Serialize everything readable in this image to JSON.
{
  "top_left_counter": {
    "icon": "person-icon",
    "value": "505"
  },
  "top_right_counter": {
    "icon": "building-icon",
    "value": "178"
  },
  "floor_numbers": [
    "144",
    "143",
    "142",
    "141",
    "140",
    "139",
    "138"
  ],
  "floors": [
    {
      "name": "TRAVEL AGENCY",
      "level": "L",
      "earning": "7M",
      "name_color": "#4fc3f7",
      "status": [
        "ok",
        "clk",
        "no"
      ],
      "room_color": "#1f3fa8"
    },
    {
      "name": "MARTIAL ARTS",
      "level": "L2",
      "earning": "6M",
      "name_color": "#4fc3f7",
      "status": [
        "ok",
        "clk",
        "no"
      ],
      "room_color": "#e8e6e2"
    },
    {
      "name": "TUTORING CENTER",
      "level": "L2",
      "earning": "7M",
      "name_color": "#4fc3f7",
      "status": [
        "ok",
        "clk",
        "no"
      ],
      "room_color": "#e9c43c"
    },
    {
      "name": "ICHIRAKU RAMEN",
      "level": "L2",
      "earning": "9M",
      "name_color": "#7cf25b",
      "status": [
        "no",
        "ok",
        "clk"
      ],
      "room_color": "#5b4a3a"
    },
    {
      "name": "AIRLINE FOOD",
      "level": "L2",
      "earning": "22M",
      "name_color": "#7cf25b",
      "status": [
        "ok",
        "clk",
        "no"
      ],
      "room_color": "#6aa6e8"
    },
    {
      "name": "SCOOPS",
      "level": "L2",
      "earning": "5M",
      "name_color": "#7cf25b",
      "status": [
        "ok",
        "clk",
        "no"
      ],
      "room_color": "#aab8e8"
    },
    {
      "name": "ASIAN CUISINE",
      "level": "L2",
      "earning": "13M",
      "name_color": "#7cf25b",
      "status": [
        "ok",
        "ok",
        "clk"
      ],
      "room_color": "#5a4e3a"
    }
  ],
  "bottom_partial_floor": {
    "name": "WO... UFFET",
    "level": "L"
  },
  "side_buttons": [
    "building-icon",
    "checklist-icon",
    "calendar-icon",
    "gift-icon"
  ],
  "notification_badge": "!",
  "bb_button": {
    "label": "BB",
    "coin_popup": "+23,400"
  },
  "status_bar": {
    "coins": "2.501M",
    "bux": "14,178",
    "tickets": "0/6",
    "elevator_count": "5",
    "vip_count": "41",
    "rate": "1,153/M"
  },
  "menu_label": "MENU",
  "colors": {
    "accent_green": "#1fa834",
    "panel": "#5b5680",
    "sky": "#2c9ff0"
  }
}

--------

From the records above, extract every entry verbatim.

Serialize everything readable in this image to JSON.
{
  "top_left_counter": {
    "icon": "person-icon",
    "value": "505"
  },
  "top_right_counter": {
    "icon": "building-icon",
    "value": "178"
  },
  "floor_numbers": [
    "144",
    "143",
    "142",
    "141",
    "140",
    "139",
    "138"
  ],
  "floors": [
    {
      "name": "TRAVEL AGENCY",
      "level": "L",
      "earning": "7M",
      "name_color": "#4fc3f7",
      "status": [
        "ok",
        "clk",
        "no"
      ],
      "room_color": "#1f3fa8"
    },
    {
      "name": "MARTIAL ARTS",
      "level": "L2",
      "earning": "6M",
      "name_color": "#4fc3f7",
      "status": [
        "ok",
        "clk",
        "no"
      ],
      "room_color": "#e8e6e2"
    },
    {
      "name": "TUTORING CENTER",
      "level": "L2",
      "earning": "7M",
      "name_color": "#4fc3f7",
      "status": [
        "ok",
        "clk",
        "no"
      ],
      "room_color": "#e9c43c"
    },
    {
      "name": "ICHIRAKU RAMEN",
      "level": "L2",
      "earning": "9M",
      "name_color": "#7cf25b",
      "status": [
        "no",
        "ok",
        "clk"
      ],
      "room_color": "#5b4a3a"
    },
    {
      "name": "AIRLINE FOOD",
      "level": "L2",
      "earning": "22M",
      "name_color": "#7cf25b",
      "status": [
        "ok",
        "clk",
        "no"
      ],
      "room_color": "#6aa6e8"
    },
    {
      "name": "SCOOPS",
      "level": "L2",
      "earning": "5M",
      "name_color": "#7cf25b",
      "status": [
        "ok",
        "clk",
        "no"
      ],
      "room_color": "#aab8e8"
    },
    {
      "name": "ASIAN CUISINE",
      "level": "L2",
      "earning": "13M",
      "name_color": "#7cf25b",
      "status": [
        "ok",
        "ok",
        "clk"
      ],
      "room_color": "#5a4e3a"
    }
  ],
  "bottom_partial_floor": {
    "name": "WO... UFFET",
    "level": "L"
  },
  "side_buttons": [
    "building-icon",
    "checklist-icon",
    "calendar-icon",
    "gift-icon"
  ],
  "notification_badge": "!",
  "bb_button": {
    "label": "BB",
    "coin_popup": "+23,400"
  },
  "status_bar": {
    "coins": "2.501M",
    "bux": "14,178",
    "tickets": "0/6",
    "elevator_count": "5",
    "vip_count": "41",
    "rate": "1,153/M"
  },
  "menu_label": "MENU",
  "colors": {
    "accent_green": "#1fa834",
    "panel": "#5b5680",
    "sky": "#2c9ff0"
  }
}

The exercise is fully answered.